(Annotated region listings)
=-=-=

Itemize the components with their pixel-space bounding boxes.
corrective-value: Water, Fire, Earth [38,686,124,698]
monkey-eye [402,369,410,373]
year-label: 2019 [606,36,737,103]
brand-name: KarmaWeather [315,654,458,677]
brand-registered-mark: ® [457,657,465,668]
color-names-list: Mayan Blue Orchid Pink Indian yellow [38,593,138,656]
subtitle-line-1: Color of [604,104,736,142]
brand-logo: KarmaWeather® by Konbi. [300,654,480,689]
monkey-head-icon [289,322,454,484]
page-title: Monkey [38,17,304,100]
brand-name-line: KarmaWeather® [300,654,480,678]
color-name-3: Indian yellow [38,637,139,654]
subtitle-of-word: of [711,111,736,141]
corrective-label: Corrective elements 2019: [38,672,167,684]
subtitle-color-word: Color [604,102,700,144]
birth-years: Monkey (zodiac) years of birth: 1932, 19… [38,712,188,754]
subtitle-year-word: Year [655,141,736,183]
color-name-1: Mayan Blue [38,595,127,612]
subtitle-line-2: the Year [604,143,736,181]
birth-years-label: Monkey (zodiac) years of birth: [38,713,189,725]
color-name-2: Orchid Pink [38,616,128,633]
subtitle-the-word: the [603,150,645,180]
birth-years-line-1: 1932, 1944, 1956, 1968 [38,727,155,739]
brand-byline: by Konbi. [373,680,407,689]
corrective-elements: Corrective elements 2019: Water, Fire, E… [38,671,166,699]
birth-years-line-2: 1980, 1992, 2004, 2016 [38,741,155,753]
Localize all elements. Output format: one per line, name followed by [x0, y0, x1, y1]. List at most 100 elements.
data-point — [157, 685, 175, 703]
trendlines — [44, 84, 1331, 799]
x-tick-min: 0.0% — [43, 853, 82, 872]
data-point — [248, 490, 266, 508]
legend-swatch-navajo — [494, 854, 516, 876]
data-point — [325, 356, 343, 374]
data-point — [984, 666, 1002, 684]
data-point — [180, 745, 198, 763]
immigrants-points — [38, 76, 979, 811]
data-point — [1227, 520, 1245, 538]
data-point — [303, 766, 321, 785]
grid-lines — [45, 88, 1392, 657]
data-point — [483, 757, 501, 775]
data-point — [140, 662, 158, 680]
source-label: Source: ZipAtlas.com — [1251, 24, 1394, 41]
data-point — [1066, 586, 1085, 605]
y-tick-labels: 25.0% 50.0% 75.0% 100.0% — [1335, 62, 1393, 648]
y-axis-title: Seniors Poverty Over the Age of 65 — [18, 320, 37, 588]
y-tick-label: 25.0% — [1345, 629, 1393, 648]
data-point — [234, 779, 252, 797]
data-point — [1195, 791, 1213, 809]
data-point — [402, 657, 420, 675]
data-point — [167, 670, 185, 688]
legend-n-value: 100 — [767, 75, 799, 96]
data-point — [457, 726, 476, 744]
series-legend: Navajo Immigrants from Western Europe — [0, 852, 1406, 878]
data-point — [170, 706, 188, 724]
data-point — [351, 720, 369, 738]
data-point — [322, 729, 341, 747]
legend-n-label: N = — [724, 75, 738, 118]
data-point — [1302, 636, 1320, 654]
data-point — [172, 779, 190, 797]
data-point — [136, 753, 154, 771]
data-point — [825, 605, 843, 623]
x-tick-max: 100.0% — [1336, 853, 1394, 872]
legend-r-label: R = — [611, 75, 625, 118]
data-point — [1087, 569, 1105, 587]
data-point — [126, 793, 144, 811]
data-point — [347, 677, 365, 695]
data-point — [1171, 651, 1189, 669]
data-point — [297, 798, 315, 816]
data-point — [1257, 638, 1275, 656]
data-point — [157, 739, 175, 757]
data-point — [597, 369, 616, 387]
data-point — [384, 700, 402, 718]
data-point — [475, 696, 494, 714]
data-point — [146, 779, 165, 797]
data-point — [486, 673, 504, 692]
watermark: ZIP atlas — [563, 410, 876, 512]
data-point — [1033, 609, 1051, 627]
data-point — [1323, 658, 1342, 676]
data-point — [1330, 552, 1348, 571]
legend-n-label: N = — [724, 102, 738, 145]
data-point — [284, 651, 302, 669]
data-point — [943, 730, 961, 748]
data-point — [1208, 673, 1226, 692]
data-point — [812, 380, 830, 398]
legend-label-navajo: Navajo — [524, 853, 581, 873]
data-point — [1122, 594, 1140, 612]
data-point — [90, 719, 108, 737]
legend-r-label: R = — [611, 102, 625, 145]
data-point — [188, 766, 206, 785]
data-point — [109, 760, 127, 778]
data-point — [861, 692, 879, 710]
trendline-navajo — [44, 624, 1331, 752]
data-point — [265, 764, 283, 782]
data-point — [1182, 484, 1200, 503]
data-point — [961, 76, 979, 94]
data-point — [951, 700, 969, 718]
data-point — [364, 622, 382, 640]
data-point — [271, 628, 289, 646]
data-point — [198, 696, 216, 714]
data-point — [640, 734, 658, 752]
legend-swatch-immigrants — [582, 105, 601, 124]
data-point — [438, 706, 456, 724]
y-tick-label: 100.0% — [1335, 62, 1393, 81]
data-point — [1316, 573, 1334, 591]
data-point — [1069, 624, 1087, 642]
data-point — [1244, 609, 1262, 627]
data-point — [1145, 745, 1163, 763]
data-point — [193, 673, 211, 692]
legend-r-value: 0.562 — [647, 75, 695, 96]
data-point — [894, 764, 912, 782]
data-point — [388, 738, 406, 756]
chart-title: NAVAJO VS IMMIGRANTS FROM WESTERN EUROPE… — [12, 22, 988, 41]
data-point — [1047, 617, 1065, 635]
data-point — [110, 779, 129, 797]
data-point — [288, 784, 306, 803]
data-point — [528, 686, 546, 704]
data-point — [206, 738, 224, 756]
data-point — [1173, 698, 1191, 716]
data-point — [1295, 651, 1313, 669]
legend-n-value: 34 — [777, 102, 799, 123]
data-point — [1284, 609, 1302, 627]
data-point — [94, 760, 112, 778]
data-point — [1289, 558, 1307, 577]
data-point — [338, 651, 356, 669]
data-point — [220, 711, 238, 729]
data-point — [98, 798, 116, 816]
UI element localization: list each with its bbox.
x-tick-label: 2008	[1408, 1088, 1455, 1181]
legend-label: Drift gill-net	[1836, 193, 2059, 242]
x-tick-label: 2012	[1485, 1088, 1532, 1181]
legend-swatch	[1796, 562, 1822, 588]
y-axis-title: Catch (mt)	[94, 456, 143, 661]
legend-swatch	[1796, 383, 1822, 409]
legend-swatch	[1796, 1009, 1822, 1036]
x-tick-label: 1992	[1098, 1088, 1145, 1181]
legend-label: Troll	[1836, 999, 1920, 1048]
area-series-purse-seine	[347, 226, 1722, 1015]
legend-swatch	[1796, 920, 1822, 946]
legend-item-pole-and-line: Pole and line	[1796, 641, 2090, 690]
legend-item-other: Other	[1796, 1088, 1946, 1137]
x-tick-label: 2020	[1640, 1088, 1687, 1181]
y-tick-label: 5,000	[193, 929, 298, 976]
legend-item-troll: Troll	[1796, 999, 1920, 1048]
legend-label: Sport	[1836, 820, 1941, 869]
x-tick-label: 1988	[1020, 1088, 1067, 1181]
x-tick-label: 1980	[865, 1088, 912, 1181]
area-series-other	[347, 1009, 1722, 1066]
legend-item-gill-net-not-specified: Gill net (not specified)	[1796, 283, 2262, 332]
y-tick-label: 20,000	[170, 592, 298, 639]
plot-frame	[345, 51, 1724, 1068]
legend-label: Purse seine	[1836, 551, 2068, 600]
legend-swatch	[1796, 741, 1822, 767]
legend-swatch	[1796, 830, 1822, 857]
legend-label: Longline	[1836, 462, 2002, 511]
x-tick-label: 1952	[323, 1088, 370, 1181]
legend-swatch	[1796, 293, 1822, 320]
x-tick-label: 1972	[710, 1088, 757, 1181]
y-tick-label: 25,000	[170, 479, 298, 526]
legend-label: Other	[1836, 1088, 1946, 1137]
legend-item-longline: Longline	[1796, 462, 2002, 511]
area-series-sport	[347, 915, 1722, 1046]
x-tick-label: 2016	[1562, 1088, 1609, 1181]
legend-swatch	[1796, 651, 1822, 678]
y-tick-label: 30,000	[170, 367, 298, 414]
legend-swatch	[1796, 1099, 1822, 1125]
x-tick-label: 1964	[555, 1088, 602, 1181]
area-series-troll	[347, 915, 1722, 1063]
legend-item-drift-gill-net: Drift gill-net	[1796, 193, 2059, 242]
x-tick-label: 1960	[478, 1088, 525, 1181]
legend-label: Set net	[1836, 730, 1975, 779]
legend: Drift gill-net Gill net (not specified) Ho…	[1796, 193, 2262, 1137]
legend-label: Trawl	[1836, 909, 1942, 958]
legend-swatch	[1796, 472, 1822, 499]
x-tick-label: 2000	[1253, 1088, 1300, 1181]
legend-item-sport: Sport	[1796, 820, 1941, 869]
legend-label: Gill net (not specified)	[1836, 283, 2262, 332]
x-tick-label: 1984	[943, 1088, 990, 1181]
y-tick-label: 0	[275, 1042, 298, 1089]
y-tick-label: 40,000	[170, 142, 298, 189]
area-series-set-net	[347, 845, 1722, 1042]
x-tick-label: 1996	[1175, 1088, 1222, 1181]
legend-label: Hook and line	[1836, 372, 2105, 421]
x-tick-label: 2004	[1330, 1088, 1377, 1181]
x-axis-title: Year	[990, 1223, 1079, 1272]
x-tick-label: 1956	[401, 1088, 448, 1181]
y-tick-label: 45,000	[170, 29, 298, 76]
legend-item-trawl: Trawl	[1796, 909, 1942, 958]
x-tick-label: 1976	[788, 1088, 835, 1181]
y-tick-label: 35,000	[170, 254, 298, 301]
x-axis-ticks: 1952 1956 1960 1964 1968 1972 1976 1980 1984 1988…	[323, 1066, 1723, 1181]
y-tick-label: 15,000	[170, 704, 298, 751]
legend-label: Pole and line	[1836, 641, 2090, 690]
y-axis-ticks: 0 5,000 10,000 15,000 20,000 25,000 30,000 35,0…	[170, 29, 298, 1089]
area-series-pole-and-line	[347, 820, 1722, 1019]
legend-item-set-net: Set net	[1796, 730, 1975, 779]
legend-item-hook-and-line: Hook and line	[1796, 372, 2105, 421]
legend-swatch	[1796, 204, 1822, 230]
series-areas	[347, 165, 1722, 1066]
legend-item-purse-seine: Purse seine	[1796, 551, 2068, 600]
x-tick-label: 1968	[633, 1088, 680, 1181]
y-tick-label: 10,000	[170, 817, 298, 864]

=-=-=

> _Problem requirements_: Please rewrite the data from its first line up to and including the line with "y-tick-label: 25.0% — [1345, 629, 1393, 648]" as a JSON list of strings, one string per line, skipping any blank lines.

> _Result below_:
[
  "Itemize the components with their pixel-space bounding boxes.",
  "corrective-value: Water, Fire, Earth [38,686,124,698]",
  "monkey-eye [402,369,410,373]",
  "year-label: 2019 [606,36,737,103]",
  "brand-name: KarmaWeather [315,654,458,677]",
  "brand-registered-mark: ® [457,657,465,668]",
  "color-names-list: Mayan Blue Orchid Pink Indian yellow [38,593,138,656]",
  "subtitle-line-1: Color of [604,104,736,142]",
  "brand-logo: KarmaWeather® by Konbi. [300,654,480,689]",
  "monkey-head-icon [289,322,454,484]",
  "page-title: Monkey [38,17,304,100]",
  "brand-name-line: KarmaWeather® [300,654,480,678]",
  "color-name-3: Indian yellow [38,637,139,654]",
  "subtitle-of-word: of [711,111,736,141]",
  "corrective-label: Corrective elements 2019: [38,672,167,684]",
  "subtitle-color-word: Color [604,102,700,144]",
  "birth-years: Monkey (zodiac) years of birth: 1932, 19… [38,712,188,754]",
  "subtitle-year-word: Year [655,141,736,183]",
  "color-name-1: Mayan Blue [38,595,127,612]",
  "subtitle-line-2: the Year [604,143,736,181]",
  "birth-years-label: Monkey (zodiac) years of birth: [38,713,189,725]",
  "color-name-2: Orchid Pink [38,616,128,633]",
  "subtitle-the-word: the [603,150,645,180]",
  "birth-years-line-1: 1932, 1944, 1956, 1968 [38,727,155,739]",
  "brand-byline: by Konbi. [373,680,407,689]",
  "corrective-elements: Corrective elements 2019: Water, Fire, E… [38,671,166,699]",
  "birth-years-line-2: 1980, 1992, 2004, 2016 [38,741,155,753]",
  "Localize all elements. Output format: one per line, name followed by [x0, y0, x1, y1]. List at most 100 elements.",
  "data-point — [157, 685, 175, 703]",
  "trendlines — [44, 84, 1331, 799]",
  "x-tick-min: 0.0% — [43, 853, 82, 872]",
  "data-point — [248, 490, 266, 508]",
  "legend-swatch-navajo — [494, 854, 516, 876]",
  "data-point — [325, 356, 343, 374]",
  "data-point — [984, 666, 1002, 684]",
  "data-point — [180, 745, 198, 763]",
  "immigrants-points — [38, 76, 979, 811]",
  "data-point — [1227, 520, 1245, 538]",
  "data-point — [303, 766, 321, 785]",
  "grid-lines — [45, 88, 1392, 657]",
  "data-point — [483, 757, 501, 775]",
  "data-point — [140, 662, 158, 680]",
  "source-label: Source: ZipAtlas.com — [1251, 24, 1394, 41]",
  "data-point — [1066, 586, 1085, 605]",
  "y-tick-labels: 25.0% 50.0% 75.0% 100.0% — [1335, 62, 1393, 648]",
  "y-axis-title: Seniors Poverty Over the Age of 65 — [18, 320, 37, 588]",
  "y-tick-label: 25.0% — [1345, 629, 1393, 648]"
]